Count every line where "Ladies" occurs. Give the total alone.

──────

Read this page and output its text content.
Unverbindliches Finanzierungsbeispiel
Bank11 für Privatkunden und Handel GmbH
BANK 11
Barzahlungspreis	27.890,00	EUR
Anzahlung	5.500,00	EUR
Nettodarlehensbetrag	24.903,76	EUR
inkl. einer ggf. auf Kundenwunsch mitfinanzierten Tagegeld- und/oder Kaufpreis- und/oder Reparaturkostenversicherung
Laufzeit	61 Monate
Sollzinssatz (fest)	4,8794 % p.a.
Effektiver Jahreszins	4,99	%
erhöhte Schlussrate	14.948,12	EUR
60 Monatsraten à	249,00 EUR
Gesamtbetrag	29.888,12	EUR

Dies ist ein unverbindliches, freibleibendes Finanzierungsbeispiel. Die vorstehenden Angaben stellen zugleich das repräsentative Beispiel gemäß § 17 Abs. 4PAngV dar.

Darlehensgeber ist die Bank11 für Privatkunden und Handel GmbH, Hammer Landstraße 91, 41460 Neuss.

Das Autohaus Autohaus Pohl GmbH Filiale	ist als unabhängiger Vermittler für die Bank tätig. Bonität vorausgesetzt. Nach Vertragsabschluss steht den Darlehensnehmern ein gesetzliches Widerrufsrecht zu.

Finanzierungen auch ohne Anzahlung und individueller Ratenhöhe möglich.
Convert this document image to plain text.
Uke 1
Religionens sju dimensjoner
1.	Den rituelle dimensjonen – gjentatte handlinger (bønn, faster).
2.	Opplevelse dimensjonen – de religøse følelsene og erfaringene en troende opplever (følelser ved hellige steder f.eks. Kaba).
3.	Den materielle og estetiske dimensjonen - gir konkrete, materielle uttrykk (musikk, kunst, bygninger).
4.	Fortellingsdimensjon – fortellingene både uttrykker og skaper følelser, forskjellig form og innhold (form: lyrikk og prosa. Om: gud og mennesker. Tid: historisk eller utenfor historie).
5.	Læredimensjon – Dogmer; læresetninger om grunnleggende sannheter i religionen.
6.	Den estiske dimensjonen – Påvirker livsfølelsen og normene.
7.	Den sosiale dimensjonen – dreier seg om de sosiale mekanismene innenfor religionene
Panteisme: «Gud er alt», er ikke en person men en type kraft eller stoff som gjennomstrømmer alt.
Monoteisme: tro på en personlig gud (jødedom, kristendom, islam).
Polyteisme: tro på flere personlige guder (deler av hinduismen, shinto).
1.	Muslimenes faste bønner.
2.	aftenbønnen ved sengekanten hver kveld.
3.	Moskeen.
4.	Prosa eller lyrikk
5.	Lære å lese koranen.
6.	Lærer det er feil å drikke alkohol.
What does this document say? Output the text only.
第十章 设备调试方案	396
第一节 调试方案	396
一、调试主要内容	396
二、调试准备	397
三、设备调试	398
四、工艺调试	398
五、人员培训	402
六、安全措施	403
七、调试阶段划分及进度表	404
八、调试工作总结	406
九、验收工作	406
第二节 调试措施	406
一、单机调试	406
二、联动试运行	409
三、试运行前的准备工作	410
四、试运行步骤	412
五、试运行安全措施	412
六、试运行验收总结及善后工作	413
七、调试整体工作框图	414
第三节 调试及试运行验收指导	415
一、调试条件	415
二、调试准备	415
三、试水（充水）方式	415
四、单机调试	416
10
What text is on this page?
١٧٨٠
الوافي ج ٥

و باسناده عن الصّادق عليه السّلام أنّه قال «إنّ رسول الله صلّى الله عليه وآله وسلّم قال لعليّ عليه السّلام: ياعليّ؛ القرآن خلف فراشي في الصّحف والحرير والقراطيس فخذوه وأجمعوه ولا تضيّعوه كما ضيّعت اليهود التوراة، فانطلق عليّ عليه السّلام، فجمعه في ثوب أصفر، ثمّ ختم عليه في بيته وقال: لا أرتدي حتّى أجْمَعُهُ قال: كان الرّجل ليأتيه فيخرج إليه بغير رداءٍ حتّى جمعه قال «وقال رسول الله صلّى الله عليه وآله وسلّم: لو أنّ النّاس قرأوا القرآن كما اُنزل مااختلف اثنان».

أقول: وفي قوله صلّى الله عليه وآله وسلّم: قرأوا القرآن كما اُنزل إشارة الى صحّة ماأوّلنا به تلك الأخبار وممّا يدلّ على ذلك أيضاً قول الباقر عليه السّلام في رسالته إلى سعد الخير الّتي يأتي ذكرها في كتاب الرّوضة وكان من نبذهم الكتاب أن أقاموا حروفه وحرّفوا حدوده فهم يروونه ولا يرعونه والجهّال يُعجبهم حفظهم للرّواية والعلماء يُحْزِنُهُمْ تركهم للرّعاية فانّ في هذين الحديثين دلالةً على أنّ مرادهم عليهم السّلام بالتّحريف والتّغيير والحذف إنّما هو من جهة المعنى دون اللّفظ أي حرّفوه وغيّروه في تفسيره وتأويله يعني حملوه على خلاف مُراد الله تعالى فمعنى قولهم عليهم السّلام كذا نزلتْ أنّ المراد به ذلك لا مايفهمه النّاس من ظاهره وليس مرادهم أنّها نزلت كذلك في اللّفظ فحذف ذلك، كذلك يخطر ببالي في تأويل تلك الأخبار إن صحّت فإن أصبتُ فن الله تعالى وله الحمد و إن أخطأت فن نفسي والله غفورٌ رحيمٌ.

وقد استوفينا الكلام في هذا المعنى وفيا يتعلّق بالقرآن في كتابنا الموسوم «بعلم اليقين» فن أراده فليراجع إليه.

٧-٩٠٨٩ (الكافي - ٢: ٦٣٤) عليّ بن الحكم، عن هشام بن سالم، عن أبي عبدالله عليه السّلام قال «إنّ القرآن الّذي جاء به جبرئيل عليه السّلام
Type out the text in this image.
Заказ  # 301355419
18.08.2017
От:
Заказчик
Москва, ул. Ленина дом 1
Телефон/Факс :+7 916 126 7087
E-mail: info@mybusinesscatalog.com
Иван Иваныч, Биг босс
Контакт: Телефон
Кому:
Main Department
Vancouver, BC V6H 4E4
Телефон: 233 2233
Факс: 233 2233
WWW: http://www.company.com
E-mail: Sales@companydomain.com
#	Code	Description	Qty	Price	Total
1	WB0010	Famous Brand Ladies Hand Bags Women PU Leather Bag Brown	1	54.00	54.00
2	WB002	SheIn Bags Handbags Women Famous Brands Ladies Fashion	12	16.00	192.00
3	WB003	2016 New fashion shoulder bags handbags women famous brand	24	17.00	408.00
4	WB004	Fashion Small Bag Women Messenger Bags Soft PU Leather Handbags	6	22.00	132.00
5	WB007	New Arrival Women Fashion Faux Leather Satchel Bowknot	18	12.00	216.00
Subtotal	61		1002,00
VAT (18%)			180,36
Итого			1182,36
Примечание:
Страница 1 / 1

──────

== EXPECTED OUTPUT ==
2